### Fragmento del documento

⁂

La cómoda costumbre hizo que nuestra generación diera por hecho cada que se concedía una sede de mega evento deportivo: el Mundial de tal lugar será de tales fechas a tales fechas dentro de diez años; los Olímpicos se disputarán en tal ciudad de tal día a tal día en ocho años.

Así, dando por hecho el futuro, como si nuestra mera voluntad o voz bastara para anticipar cuando cada cosa fuera a suceder.

Una generación ajena a las grandes guerras que le van quedando muy lejanas en la historia. Una generación convencida de que no había forma de que nuestros certámenes deportivos se vieran desafiados o, de plano, cancelados.

⁂

(Datos de comprensión de documentos)
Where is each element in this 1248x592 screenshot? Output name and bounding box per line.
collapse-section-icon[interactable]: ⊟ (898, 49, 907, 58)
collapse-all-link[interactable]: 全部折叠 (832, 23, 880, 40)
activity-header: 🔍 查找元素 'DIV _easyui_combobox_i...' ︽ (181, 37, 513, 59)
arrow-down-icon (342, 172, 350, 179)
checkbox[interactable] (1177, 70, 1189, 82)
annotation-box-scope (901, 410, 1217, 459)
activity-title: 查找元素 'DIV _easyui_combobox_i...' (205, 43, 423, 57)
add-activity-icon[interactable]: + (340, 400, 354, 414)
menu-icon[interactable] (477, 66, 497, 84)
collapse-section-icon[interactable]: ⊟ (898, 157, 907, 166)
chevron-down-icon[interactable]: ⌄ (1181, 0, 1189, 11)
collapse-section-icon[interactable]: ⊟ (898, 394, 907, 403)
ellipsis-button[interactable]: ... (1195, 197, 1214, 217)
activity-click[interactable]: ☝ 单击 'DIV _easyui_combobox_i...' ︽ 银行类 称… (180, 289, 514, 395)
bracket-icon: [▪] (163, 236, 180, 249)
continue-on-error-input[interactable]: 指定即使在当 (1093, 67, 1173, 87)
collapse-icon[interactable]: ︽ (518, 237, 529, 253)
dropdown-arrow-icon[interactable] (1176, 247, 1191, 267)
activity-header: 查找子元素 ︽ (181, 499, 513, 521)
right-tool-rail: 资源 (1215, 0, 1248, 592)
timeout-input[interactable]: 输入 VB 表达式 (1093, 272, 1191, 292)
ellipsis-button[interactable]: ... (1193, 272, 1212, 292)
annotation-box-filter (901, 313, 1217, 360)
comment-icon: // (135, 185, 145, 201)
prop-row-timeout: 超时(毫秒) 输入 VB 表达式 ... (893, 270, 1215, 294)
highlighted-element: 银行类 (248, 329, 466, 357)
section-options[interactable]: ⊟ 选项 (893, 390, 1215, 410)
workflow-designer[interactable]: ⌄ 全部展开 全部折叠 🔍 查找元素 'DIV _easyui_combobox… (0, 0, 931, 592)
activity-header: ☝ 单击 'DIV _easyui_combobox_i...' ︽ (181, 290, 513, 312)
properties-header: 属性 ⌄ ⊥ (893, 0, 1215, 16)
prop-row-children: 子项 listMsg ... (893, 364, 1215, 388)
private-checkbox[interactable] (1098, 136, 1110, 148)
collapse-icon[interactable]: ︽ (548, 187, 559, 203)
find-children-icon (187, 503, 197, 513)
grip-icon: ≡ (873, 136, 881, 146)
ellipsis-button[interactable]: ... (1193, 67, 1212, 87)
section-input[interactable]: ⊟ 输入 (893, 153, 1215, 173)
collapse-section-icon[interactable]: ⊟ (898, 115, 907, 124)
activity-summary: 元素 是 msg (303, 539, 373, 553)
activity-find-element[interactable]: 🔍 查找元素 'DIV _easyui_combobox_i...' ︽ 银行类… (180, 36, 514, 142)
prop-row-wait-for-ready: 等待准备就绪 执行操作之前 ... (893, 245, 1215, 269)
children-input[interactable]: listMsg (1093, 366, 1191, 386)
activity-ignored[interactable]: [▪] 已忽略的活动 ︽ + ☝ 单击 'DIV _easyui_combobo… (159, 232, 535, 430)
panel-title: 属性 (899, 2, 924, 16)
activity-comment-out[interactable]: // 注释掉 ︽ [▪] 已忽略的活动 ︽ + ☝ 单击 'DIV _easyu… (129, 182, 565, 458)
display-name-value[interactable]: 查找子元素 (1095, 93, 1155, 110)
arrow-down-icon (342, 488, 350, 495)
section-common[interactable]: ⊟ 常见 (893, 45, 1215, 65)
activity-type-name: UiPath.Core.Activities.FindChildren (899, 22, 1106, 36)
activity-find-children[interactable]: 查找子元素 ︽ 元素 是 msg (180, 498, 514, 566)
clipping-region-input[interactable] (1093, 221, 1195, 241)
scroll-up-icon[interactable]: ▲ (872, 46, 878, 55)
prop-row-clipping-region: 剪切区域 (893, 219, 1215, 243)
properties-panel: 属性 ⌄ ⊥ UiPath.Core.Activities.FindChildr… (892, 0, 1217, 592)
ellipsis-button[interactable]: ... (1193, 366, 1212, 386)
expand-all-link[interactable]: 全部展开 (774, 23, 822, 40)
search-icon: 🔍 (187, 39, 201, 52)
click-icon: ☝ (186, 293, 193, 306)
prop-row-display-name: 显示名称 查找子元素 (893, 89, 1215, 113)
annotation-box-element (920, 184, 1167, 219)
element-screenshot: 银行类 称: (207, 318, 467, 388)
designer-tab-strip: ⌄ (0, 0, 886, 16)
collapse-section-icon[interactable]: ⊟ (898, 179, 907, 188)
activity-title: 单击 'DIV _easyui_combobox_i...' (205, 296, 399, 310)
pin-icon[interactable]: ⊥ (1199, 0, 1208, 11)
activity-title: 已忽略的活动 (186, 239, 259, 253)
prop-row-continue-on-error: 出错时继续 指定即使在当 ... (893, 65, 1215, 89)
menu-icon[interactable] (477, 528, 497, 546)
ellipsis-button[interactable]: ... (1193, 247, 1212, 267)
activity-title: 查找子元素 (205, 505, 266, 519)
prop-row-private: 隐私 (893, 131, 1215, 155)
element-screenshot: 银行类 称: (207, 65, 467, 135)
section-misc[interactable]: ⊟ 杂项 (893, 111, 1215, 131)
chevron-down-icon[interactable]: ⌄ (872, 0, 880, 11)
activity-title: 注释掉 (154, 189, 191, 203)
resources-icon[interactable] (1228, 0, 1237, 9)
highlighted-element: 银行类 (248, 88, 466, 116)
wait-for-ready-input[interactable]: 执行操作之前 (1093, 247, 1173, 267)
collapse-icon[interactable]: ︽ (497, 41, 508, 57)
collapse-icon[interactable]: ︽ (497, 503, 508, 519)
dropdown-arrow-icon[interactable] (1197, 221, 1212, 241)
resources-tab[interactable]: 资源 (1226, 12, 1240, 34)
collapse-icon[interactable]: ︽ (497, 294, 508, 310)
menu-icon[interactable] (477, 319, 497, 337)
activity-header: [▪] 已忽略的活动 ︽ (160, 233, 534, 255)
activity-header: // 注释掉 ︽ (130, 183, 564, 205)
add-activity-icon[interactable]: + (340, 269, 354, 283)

⁂

### Consigna
Enumera, por favor, todas las expresiones del fragmento sobre los eventos deportivos que nombran una competencia o un evento deportivo, con las mismas palabras del fragmento.

### Respuesta
- mega evento deportivo
- el Mundial
- los Olímpicos
- nuestros certámenes deportivos